─── RECORDS FOR PROCESSING ───

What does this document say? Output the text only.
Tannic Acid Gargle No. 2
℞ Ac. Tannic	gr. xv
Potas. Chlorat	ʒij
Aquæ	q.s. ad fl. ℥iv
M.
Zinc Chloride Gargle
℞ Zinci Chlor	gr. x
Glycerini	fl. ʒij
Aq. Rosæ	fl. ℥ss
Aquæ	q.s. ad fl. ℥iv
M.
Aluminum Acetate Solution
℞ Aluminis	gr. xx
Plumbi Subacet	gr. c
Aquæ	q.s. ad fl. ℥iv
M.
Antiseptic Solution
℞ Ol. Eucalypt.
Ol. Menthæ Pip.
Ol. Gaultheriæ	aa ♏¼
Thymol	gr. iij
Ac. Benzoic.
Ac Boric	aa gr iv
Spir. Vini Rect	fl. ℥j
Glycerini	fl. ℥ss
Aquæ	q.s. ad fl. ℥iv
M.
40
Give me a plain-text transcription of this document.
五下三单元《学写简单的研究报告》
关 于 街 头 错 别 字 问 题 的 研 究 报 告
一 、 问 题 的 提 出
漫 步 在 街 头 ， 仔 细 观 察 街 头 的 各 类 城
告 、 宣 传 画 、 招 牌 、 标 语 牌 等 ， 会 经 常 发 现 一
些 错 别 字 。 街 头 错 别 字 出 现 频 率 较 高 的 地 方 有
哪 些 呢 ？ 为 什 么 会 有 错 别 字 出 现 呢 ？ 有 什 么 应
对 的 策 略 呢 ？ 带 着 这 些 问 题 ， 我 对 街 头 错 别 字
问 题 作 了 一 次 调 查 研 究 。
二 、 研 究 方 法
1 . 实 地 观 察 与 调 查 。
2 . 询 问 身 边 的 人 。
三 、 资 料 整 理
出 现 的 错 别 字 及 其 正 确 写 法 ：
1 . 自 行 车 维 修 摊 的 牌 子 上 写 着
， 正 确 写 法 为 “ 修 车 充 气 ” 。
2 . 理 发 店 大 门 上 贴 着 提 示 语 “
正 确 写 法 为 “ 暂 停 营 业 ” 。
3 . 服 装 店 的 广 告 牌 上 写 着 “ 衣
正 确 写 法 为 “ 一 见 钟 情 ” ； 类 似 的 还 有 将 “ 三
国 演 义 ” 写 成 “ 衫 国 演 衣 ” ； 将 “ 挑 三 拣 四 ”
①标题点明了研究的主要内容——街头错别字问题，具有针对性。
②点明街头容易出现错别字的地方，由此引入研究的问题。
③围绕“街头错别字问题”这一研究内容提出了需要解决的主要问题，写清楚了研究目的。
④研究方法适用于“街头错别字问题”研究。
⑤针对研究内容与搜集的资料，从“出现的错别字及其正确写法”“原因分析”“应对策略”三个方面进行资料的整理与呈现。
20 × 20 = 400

───

## TO DO:
Include both ends. Return the line holding "Give me a plain-text" and all lines after it in the records above, exactly as written.

## FULL ANSWER:
Give me a plain-text transcription of this document.
五下三单元《学写简单的研究报告》
关 于 街 头 错 别 字 问 题 的 研 究 报 告
一 、 问 题 的 提 出
漫 步 在 街 头 ， 仔 细 观 察 街 头 的 各 类 城
告 、 宣 传 画 、 招 牌 、 标 语 牌 等 ， 会 经 常 发 现 一
些 错 别 字 。 街 头 错 别 字 出 现 频 率 较 高 的 地 方 有
哪 些 呢 ？ 为 什 么 会 有 错 别 字 出 现 呢 ？ 有 什 么 应
对 的 策 略 呢 ？ 带 着 这 些 问 题 ， 我 对 街 头 错 别 字
问 题 作 了 一 次 调 查 研 究 。
二 、 研 究 方 法
1 . 实 地 观 察 与 调 查 。
2 . 询 问 身 边 的 人 。
三 、 资 料 整 理
出 现 的 错 别 字 及 其 正 确 写 法 ：
1 . 自 行 车 维 修 摊 的 牌 子 上 写 着
， 正 确 写 法 为 “ 修 车 充 气 ” 。
2 . 理 发 店 大 门 上 贴 着 提 示 语 “
正 确 写 法 为 “ 暂 停 营 业 ” 。
3 . 服 装 店 的 广 告 牌 上 写 着 “ 衣
正 确 写 法 为 “ 一 见 钟 情 ” ； 类 似 的 还 有 将 “ 三
国 演 义 ” 写 成 “ 衫 国 演 衣 ” ； 将 “ 挑 三 拣 四 ”
①标题点明了研究的主要内容——街头错别字问题，具有针对性。
②点明街头容易出现错别字的地方，由此引入研究的问题。
③围绕“街头错别字问题”这一研究内容提出了需要解决的主要问题，写清楚了研究目的。
④研究方法适用于“街头错别字问题”研究。
⑤针对研究内容与搜集的资料，从“出现的错别字及其正确写法”“原因分析”“应对策略”三个方面进行资料的整理与呈现。
20 × 20 = 400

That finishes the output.